::: AVAILABLE RECORDS :::

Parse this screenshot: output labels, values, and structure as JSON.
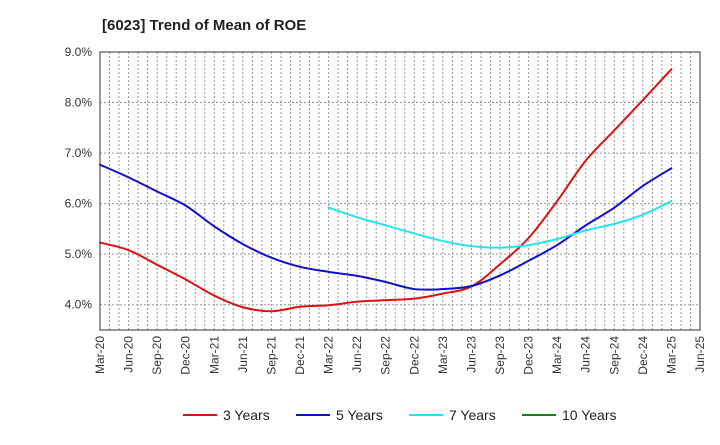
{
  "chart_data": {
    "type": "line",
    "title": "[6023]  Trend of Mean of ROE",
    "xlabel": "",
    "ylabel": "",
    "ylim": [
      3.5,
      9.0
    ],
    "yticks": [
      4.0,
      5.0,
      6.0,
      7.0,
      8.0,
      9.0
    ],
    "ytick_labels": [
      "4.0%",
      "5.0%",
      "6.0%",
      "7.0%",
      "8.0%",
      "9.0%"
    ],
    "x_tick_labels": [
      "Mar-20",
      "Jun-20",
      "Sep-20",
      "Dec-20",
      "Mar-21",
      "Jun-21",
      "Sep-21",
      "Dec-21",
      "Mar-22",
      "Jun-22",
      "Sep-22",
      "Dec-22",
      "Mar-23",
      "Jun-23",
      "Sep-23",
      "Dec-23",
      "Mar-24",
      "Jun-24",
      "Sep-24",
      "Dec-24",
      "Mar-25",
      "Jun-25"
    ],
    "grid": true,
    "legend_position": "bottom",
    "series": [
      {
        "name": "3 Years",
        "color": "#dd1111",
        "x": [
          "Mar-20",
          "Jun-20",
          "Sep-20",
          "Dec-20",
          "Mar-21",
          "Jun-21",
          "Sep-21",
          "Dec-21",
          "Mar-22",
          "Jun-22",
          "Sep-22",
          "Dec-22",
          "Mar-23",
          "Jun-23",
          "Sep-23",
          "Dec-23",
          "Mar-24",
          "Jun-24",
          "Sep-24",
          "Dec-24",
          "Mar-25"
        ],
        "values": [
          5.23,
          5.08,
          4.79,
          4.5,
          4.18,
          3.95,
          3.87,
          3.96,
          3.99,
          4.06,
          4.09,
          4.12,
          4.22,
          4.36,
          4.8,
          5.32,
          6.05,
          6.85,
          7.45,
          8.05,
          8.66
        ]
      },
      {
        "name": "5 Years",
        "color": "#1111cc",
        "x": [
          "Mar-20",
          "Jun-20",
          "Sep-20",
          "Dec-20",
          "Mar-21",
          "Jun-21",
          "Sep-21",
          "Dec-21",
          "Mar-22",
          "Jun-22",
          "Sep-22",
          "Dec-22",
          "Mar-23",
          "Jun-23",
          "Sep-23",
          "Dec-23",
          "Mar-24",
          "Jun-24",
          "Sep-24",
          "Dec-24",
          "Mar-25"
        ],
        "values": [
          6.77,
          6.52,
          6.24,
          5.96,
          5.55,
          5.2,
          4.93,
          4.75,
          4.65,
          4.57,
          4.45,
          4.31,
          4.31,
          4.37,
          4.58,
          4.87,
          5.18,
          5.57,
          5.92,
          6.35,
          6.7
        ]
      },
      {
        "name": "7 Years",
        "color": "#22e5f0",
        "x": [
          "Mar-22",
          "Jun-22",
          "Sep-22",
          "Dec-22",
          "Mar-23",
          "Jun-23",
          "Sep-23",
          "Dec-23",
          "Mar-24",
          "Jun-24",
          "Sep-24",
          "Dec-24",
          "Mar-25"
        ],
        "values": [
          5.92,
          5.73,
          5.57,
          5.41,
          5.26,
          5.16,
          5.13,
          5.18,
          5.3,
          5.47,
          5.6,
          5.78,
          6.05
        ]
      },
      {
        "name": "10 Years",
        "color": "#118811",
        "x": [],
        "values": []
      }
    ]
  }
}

:::
::: AVAILABLE RECORDS :::

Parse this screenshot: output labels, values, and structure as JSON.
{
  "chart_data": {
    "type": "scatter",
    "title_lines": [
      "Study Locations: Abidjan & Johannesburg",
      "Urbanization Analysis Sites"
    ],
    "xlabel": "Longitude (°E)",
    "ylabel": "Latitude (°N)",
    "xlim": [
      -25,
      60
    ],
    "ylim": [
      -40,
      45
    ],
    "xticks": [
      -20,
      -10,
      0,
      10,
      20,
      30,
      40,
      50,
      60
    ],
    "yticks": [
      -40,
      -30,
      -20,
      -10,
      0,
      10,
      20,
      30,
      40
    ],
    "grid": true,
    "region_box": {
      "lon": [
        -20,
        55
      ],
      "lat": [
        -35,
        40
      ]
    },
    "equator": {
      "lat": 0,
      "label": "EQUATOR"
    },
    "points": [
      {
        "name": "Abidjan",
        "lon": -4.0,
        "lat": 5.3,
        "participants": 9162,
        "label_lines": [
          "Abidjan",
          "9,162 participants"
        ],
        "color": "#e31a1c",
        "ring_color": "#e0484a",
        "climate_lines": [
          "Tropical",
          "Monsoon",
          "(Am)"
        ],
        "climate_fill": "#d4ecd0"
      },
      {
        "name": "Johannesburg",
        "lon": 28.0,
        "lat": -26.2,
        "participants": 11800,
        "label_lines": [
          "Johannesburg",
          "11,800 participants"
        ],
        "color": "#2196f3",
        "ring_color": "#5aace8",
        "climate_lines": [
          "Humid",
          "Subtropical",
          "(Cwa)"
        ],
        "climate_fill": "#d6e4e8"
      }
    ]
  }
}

:::

WORK INSTRUCTIONS :: Give the number of lines above that hold the word "Johannesburg", and nothing more.

OUTPUT OF THE EXERCISE :: 3